Listing
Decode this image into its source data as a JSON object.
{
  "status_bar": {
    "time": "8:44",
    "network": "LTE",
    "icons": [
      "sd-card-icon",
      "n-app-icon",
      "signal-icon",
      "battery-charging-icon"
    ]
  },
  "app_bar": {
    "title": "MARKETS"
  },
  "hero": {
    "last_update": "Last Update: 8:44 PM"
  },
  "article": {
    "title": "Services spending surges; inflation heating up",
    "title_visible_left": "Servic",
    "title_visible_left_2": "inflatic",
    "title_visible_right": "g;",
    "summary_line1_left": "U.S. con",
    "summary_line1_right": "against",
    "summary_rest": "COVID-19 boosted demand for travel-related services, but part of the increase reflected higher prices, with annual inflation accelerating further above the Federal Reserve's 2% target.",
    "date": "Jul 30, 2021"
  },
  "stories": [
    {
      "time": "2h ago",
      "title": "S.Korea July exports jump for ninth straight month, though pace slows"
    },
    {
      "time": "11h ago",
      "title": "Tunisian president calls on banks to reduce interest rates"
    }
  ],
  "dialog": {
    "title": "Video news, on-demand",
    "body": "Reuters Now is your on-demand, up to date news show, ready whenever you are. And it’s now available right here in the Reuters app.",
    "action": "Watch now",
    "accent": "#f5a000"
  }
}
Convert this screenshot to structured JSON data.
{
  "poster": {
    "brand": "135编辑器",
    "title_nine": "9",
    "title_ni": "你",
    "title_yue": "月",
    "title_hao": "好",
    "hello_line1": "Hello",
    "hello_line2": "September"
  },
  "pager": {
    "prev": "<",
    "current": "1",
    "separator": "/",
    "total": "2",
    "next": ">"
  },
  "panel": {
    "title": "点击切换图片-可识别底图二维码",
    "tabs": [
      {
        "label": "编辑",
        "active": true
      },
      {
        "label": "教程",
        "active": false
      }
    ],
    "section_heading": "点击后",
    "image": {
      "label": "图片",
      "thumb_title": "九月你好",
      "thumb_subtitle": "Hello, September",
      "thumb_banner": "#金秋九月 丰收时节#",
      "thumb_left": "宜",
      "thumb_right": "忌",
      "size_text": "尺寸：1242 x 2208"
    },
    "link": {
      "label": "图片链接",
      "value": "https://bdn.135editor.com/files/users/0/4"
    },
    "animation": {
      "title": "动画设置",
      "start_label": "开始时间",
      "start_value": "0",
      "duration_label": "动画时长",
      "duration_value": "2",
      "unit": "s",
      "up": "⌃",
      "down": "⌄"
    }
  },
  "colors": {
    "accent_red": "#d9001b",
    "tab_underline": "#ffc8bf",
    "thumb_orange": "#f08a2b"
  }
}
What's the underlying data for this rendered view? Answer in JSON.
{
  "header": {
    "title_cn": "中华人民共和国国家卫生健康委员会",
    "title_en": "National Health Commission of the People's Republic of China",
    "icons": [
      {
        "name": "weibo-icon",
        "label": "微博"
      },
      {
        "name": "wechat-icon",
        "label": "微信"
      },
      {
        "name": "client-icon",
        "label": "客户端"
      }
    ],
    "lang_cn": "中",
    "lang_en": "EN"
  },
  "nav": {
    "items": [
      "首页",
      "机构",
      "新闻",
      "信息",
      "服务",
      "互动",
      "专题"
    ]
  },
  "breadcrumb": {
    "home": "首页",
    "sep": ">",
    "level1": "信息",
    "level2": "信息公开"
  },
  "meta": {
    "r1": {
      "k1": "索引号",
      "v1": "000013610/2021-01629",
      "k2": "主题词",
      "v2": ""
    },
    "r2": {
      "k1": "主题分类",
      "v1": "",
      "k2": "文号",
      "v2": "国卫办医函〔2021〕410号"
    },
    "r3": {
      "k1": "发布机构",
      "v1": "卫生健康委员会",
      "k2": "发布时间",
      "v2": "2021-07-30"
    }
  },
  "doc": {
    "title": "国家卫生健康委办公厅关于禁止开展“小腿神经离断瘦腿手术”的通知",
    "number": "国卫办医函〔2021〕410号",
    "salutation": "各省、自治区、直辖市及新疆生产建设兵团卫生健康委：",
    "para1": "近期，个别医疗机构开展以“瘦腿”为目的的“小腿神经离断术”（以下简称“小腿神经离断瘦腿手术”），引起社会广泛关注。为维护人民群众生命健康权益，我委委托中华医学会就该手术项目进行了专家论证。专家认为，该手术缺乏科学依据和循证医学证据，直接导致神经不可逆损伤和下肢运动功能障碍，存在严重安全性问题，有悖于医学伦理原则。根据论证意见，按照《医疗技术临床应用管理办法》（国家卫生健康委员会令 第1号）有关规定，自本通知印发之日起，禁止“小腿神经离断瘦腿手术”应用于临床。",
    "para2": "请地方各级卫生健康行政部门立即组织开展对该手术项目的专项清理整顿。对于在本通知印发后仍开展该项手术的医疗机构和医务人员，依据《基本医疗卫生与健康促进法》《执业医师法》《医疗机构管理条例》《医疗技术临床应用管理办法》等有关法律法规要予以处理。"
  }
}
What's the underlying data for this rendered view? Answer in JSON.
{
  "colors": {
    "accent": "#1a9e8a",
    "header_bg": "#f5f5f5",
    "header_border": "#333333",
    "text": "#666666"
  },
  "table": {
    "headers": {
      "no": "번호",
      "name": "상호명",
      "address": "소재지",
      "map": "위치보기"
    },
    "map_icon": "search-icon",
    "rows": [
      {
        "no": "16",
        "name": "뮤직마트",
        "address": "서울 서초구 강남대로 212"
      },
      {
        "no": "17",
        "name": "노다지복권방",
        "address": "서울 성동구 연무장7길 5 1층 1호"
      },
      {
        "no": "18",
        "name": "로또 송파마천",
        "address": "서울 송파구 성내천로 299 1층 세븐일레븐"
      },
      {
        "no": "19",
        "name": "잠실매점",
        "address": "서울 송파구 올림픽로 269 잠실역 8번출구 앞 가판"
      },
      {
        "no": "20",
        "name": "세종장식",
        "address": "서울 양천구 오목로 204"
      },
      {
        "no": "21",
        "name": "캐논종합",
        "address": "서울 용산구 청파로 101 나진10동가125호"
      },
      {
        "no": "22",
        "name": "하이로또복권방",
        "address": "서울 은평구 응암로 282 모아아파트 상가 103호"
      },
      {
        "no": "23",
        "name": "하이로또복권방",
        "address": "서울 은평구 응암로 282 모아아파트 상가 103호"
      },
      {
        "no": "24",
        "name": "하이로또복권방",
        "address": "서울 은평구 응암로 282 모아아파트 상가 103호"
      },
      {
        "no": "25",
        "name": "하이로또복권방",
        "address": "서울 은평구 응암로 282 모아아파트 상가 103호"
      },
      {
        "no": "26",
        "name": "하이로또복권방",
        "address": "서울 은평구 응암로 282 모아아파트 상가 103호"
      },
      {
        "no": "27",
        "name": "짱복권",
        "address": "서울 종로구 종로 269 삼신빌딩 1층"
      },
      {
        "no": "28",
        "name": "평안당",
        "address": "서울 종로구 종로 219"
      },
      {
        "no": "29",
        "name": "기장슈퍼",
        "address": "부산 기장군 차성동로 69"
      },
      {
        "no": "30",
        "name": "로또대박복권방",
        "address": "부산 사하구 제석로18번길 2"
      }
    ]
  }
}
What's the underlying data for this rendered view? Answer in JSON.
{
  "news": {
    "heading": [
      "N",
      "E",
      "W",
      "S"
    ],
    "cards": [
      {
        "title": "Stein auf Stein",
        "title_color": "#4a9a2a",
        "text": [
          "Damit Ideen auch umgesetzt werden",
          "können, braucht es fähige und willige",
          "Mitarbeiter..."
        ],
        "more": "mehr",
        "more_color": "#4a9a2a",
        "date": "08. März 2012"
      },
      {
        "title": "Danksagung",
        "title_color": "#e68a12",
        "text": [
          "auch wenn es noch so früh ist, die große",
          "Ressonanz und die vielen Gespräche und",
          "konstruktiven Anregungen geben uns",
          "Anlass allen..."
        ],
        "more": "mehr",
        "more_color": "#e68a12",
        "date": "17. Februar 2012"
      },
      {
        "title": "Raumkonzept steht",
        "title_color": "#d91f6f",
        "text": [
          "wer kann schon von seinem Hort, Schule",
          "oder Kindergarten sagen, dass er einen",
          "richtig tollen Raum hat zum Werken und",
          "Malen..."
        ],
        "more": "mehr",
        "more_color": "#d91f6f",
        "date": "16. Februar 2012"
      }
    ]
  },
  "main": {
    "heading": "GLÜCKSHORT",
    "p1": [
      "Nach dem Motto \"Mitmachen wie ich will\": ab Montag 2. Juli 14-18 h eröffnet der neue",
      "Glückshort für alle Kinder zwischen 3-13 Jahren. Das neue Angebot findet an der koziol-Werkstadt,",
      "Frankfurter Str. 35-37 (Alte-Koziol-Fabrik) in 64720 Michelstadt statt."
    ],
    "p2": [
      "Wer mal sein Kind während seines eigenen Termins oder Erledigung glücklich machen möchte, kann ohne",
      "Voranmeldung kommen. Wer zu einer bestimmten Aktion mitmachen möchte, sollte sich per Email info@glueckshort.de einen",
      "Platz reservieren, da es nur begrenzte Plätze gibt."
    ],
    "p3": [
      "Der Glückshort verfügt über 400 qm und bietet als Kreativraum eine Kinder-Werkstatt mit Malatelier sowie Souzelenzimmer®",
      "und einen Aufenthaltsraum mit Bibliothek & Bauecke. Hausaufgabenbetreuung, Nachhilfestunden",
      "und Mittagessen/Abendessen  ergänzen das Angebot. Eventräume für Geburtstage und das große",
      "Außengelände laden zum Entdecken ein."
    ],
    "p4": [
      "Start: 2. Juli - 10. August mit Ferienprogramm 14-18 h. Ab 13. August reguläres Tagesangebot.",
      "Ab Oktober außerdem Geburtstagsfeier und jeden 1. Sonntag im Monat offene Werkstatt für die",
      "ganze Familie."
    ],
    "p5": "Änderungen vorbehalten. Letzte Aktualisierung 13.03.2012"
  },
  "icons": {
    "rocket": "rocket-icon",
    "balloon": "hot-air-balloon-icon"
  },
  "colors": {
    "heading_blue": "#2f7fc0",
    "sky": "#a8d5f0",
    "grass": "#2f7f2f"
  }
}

Exercise brief
Using the records above, copy each line that contains "demand".

Reply to the task
    "summary_rest": "COVID-19 boosted demand for travel-related services, but part of the increase reflected higher prices, with annual inflation accelerating further above the Federal Reserve's 2% target.",
    "title": "Video news, on-demand",
    "body": "Reuters Now is your on-demand, up to date news show, ready whenever you are. And it’s now available right here in the Reuters app.",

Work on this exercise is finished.